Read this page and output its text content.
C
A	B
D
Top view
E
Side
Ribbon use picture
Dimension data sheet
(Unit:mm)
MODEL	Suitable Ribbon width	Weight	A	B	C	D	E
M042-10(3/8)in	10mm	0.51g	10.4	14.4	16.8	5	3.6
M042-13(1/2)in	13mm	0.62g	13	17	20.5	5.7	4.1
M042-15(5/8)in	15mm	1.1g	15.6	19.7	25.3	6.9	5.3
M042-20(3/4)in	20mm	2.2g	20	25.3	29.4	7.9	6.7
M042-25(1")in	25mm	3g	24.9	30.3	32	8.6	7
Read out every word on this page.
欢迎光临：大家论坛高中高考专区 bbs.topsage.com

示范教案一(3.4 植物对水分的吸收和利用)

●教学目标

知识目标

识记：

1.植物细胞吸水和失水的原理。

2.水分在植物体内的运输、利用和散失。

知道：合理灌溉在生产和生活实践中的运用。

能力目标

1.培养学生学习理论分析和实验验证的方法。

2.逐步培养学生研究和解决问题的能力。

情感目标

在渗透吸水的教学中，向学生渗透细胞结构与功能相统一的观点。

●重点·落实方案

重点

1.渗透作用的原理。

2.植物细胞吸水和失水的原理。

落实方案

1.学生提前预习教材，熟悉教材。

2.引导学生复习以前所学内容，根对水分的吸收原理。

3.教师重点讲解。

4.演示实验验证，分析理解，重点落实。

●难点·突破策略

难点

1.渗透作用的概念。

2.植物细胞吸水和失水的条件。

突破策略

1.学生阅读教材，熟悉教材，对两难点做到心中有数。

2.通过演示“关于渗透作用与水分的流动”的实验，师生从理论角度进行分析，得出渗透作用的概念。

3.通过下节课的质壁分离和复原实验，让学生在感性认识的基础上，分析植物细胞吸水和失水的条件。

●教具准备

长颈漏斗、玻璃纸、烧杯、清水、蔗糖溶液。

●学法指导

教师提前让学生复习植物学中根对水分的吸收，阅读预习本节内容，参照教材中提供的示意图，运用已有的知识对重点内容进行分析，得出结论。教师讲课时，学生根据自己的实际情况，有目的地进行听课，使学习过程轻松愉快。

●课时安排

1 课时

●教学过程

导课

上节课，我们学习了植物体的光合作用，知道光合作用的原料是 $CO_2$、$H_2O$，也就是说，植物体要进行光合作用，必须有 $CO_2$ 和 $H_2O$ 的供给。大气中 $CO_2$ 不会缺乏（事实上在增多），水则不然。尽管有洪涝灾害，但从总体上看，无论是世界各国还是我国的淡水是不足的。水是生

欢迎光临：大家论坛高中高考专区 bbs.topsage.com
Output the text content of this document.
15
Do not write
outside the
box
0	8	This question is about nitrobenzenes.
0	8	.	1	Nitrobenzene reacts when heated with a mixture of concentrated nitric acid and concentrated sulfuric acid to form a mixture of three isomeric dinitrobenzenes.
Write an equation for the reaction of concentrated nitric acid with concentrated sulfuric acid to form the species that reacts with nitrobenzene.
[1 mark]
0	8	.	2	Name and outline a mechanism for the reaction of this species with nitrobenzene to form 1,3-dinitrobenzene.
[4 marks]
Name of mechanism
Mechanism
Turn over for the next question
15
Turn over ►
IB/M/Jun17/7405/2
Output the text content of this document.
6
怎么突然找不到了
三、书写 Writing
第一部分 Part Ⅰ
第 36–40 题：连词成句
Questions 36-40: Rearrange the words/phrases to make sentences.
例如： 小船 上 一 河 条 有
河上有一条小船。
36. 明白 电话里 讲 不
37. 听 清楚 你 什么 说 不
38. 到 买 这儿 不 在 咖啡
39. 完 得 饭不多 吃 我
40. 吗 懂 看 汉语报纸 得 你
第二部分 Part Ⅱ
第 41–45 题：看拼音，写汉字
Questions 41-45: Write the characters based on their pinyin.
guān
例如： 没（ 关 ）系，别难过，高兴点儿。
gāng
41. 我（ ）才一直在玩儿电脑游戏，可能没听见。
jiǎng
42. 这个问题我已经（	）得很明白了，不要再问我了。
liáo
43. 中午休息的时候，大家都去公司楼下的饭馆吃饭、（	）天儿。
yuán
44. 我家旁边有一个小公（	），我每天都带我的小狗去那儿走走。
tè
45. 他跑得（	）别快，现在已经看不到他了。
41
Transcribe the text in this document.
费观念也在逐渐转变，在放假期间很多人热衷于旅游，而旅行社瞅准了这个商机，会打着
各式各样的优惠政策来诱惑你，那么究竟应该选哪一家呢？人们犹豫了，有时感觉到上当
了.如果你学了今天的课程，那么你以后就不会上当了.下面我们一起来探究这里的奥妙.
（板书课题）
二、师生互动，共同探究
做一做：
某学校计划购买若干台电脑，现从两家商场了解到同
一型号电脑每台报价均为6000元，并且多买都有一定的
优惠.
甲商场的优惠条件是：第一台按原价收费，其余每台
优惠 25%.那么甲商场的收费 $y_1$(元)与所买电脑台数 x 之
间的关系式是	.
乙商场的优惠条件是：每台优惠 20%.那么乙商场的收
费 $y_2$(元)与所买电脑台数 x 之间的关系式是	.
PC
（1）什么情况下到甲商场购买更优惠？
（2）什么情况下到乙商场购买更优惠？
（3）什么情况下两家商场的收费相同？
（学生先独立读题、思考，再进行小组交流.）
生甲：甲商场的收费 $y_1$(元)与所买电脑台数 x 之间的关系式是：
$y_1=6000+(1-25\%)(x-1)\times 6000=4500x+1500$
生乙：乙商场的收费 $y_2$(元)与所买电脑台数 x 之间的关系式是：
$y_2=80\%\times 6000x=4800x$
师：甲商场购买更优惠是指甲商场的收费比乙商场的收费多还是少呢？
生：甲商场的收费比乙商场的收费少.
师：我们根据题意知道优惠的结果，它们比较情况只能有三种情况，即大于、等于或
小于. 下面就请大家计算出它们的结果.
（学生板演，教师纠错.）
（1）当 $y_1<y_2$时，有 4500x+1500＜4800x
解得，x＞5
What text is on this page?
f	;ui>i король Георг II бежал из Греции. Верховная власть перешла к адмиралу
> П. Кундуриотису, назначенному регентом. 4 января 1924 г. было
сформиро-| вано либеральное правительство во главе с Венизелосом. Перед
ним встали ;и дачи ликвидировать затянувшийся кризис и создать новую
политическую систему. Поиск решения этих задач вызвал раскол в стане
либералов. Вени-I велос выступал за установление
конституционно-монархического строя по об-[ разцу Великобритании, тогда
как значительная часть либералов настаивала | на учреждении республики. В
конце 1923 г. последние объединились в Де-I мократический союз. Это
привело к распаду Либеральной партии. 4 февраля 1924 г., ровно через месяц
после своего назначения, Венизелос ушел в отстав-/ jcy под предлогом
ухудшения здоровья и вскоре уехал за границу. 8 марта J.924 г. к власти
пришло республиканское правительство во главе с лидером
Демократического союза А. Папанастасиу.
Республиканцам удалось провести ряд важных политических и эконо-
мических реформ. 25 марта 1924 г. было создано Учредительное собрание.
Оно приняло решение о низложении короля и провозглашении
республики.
----
▸ **Challenge**
Pull out every line above that holds the word "nitric".

▸ **Task solution**
0	8	.	1	Nitrobenzene reacts when heated with a mixture of concentrated nitric acid and concentrated sulfuric acid to form a mixture of three isomeric dinitrobenzenes.
Write an equation for the reaction of concentrated nitric acid with concentrated sulfuric acid to form the species that reacts with nitrobenzene.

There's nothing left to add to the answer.